Description of the task:
Make an exact copy of the lines, leaving the pictures out.

Supplied material:
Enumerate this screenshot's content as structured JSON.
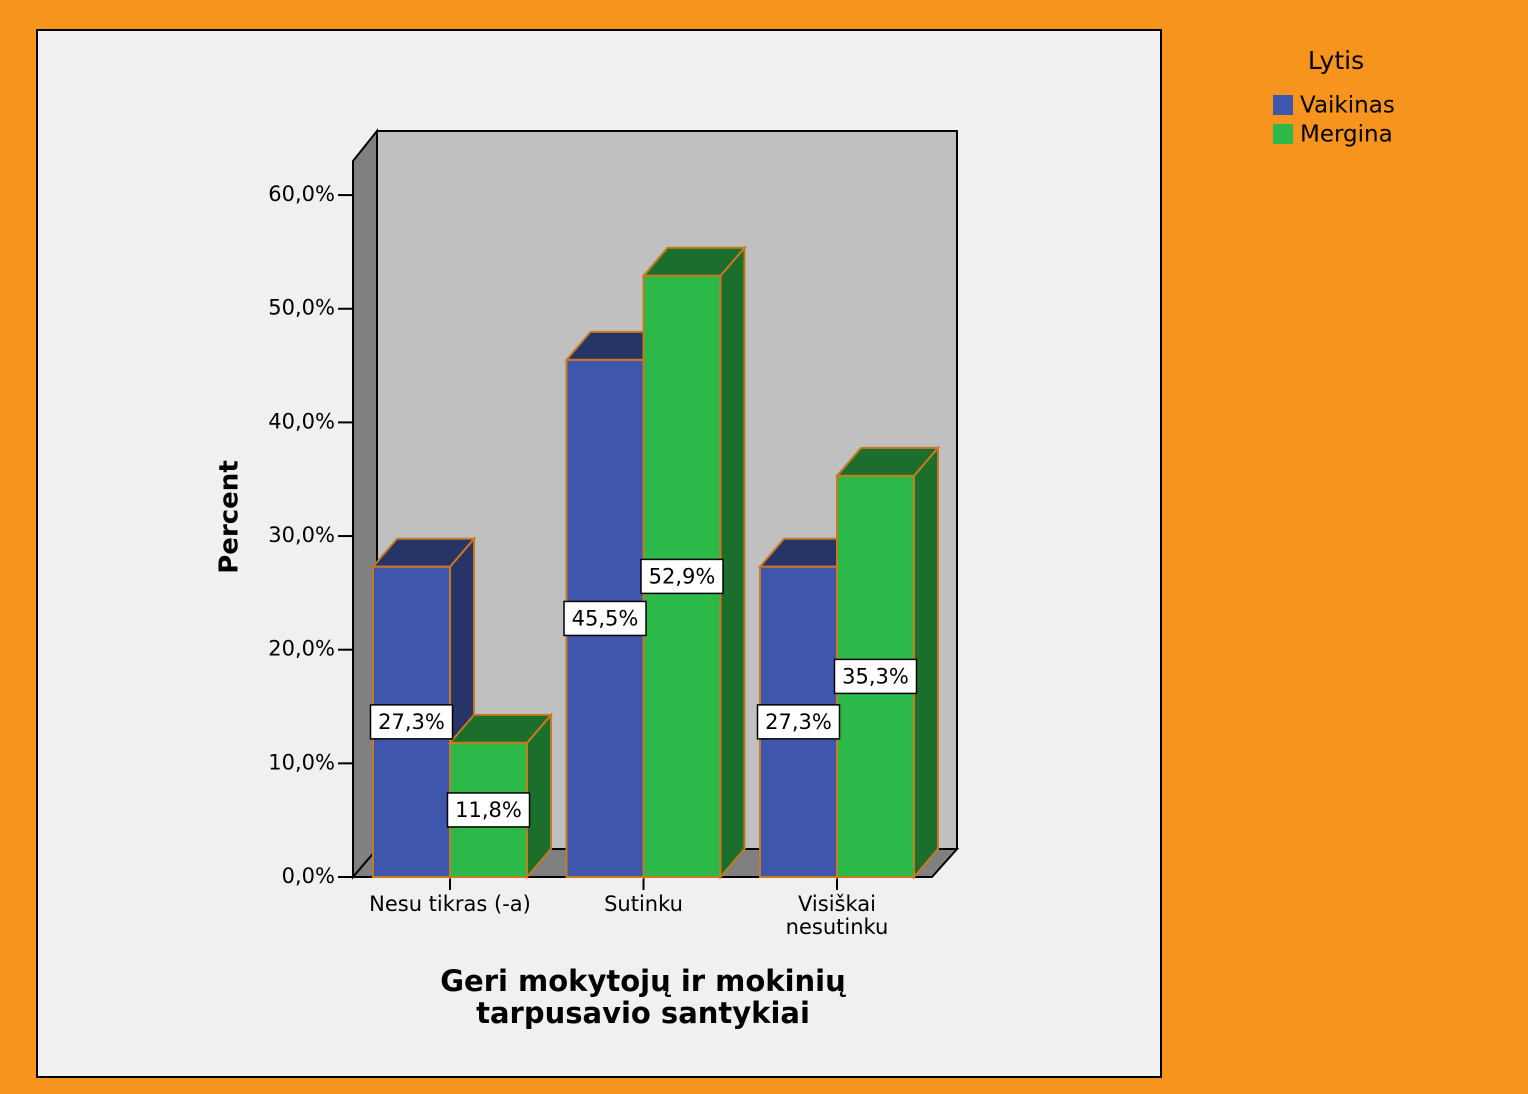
{
  "chart_data": {
    "type": "bar3d",
    "xlabel": "Geri mokytojų ir mokinių tarpusavio santykiai",
    "ylabel": "Percent",
    "legend_title": "Lytis",
    "legend": "right",
    "categories": [
      "Nesu tikras (-a)",
      "Sutinku",
      "Visiškai nesutinku"
    ],
    "series": [
      {
        "name": "Vaikinas",
        "color": "#3f56ad",
        "values": [
          27.3,
          45.5,
          27.3
        ],
        "value_labels": [
          "27,3%",
          "45,5%",
          "27,3%"
        ]
      },
      {
        "name": "Mergina",
        "color": "#2db84a",
        "values": [
          11.8,
          52.9,
          35.3
        ],
        "value_labels": [
          "11,8%",
          "52,9%",
          "35,3%"
        ]
      }
    ],
    "ylim": [
      0,
      63
    ],
    "yticks": [
      {
        "value": 0,
        "label": "0,0%"
      },
      {
        "value": 10,
        "label": "10,0%"
      },
      {
        "value": 20,
        "label": "20,0%"
      },
      {
        "value": 30,
        "label": "30,0%"
      },
      {
        "value": 40,
        "label": "40,0%"
      },
      {
        "value": 50,
        "label": "50,0%"
      },
      {
        "value": 60,
        "label": "60,0%"
      }
    ]
  }
}
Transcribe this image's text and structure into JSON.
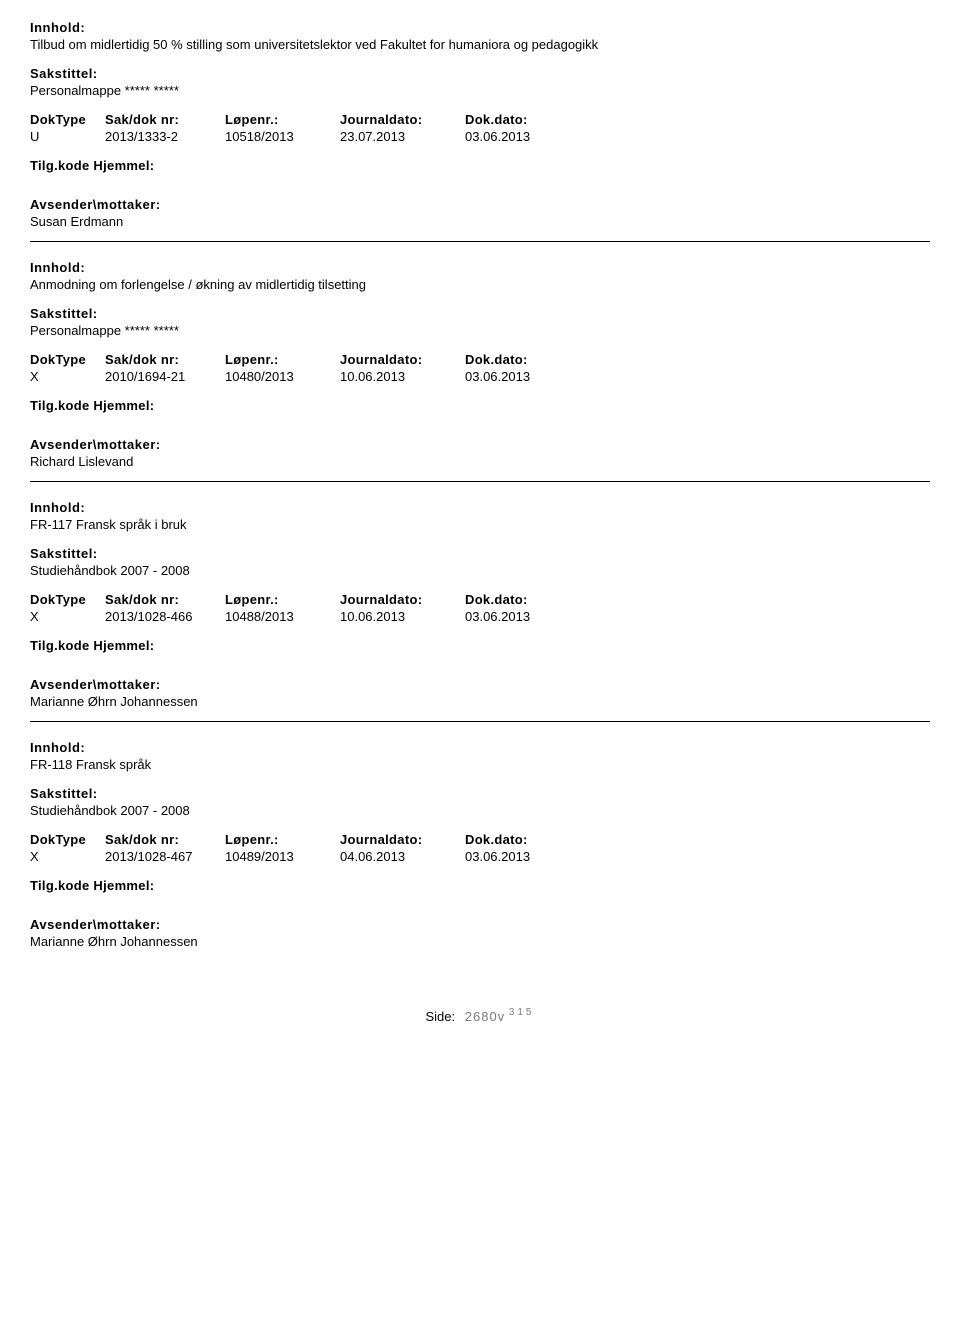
{
  "labels": {
    "innhold": "Innhold:",
    "sakstittel": "Sakstittel:",
    "doktype": "DokType",
    "sakdoknr": "Sak/dok nr:",
    "lopenr": "Løpenr.:",
    "journaldato": "Journaldato:",
    "dokdato": "Dok.dato:",
    "tilgkode": "Tilg.kode Hjemmel:",
    "avsender": "Avsender\\mottaker:",
    "side": "Side:"
  },
  "records": [
    {
      "innhold": "Tilbud om midlertidig 50 % stilling som universitetslektor ved Fakultet for humaniora og pedagogikk",
      "sakstittel": "Personalmappe ***** *****",
      "doktype": "U",
      "sakdoknr": "2013/1333-2",
      "lopenr": "10518/2013",
      "journaldato": "23.07.2013",
      "dokdato": "03.06.2013",
      "avsender": "Susan Erdmann"
    },
    {
      "innhold": "Anmodning om forlengelse / økning av midlertidig tilsetting",
      "sakstittel": "Personalmappe ***** *****",
      "doktype": "X",
      "sakdoknr": "2010/1694-21",
      "lopenr": "10480/2013",
      "journaldato": "10.06.2013",
      "dokdato": "03.06.2013",
      "avsender": "Richard Lislevand"
    },
    {
      "innhold": "FR-117 Fransk språk i bruk",
      "sakstittel": "Studiehåndbok 2007 - 2008",
      "doktype": "X",
      "sakdoknr": "2013/1028-466",
      "lopenr": "10488/2013",
      "journaldato": "10.06.2013",
      "dokdato": "03.06.2013",
      "avsender": "Marianne Øhrn Johannessen"
    },
    {
      "innhold": "FR-118 Fransk språk",
      "sakstittel": "Studiehåndbok 2007 - 2008",
      "doktype": "X",
      "sakdoknr": "2013/1028-467",
      "lopenr": "10489/2013",
      "journaldato": "04.06.2013",
      "dokdato": "03.06.2013",
      "avsender": "Marianne Øhrn Johannessen"
    }
  ],
  "footer": {
    "pagenum": "2680v",
    "extra": "315"
  }
}
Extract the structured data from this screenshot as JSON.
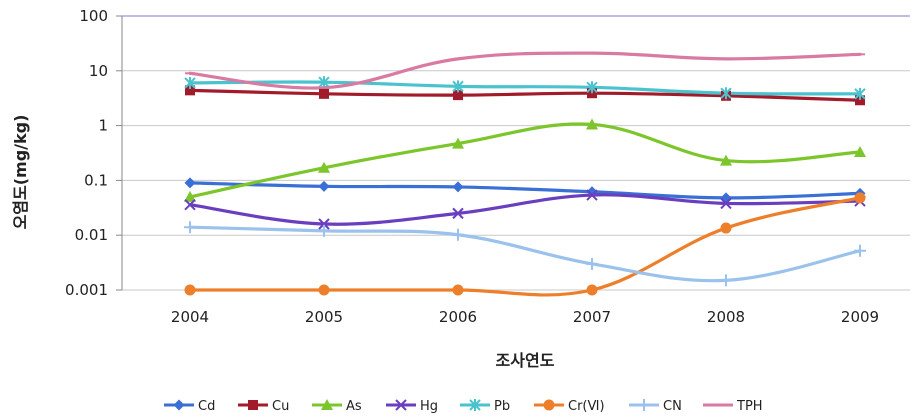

Answer to the task:
Enumerate this screenshot's content as structured JSON.
{
  "chart_data": {
    "type": "bar3d",
    "xlabel": "Geri mokytojų ir mokinių tarpusavio santykiai",
    "ylabel": "Percent",
    "legend_title": "Lytis",
    "legend": "right",
    "categories": [
      "Nesu tikras (-a)",
      "Sutinku",
      "Visiškai nesutinku"
    ],
    "series": [
      {
        "name": "Vaikinas",
        "color": "#3f56ad",
        "values": [
          27.3,
          45.5,
          27.3
        ],
        "value_labels": [
          "27,3%",
          "45,5%",
          "27,3%"
        ]
      },
      {
        "name": "Mergina",
        "color": "#2db84a",
        "values": [
          11.8,
          52.9,
          35.3
        ],
        "value_labels": [
          "11,8%",
          "52,9%",
          "35,3%"
        ]
      }
    ],
    "ylim": [
      0,
      63
    ],
    "yticks": [
      {
        "value": 0,
        "label": "0,0%"
      },
      {
        "value": 10,
        "label": "10,0%"
      },
      {
        "value": 20,
        "label": "20,0%"
      },
      {
        "value": 30,
        "label": "30,0%"
      },
      {
        "value": 40,
        "label": "40,0%"
      },
      {
        "value": 50,
        "label": "50,0%"
      },
      {
        "value": 60,
        "label": "60,0%"
      }
    ]
  }
}
Transcribe this image's text and structure into JSON.
{
  "labels": {
    "innhold": "Innhold:",
    "sakstittel": "Sakstittel:",
    "doktype": "DokType",
    "sakdoknr": "Sak/dok nr:",
    "lopenr": "Løpenr.:",
    "journaldato": "Journaldato:",
    "dokdato": "Dok.dato:",
    "tilgkode": "Tilg.kode Hjemmel:",
    "avsender": "Avsender\\mottaker:",
    "side": "Side:"
  },
  "records": [
    {
      "innhold": "Tilbud om midlertidig 50 % stilling som universitetslektor ved Fakultet for humaniora og pedagogikk",
      "sakstittel": "Personalmappe ***** *****",
      "doktype": "U",
      "sakdoknr": "2013/1333-2",
      "lopenr": "10518/2013",
      "journaldato": "23.07.2013",
      "dokdato": "03.06.2013",
      "avsender": "Susan Erdmann"
    },
    {
      "innhold": "Anmodning om forlengelse / økning av midlertidig tilsetting",
      "sakstittel": "Personalmappe ***** *****",
      "doktype": "X",
      "sakdoknr": "2010/1694-21",
      "lopenr": "10480/2013",
      "journaldato": "10.06.2013",
      "dokdato": "03.06.2013",
      "avsender": "Richard Lislevand"
    },
    {
      "innhold": "FR-117 Fransk språk i bruk",
      "sakstittel": "Studiehåndbok 2007 - 2008",
      "doktype": "X",
      "sakdoknr": "2013/1028-466",
      "lopenr": "10488/2013",
      "journaldato": "10.06.2013",
      "dokdato": "03.06.2013",
      "avsender": "Marianne Øhrn Johannessen"
    },
    {
      "innhold": "FR-118 Fransk språk",
      "sakstittel": "Studiehåndbok 2007 - 2008",
      "doktype": "X",
      "sakdoknr": "2013/1028-467",
      "lopenr": "10489/2013",
      "journaldato": "04.06.2013",
      "dokdato": "03.06.2013",
      "avsender": "Marianne Øhrn Johannessen"
    }
  ],
  "footer": {
    "pagenum": "2680v",
    "extra": "315"
  }
}
Extract the structured data from this screenshot as JSON.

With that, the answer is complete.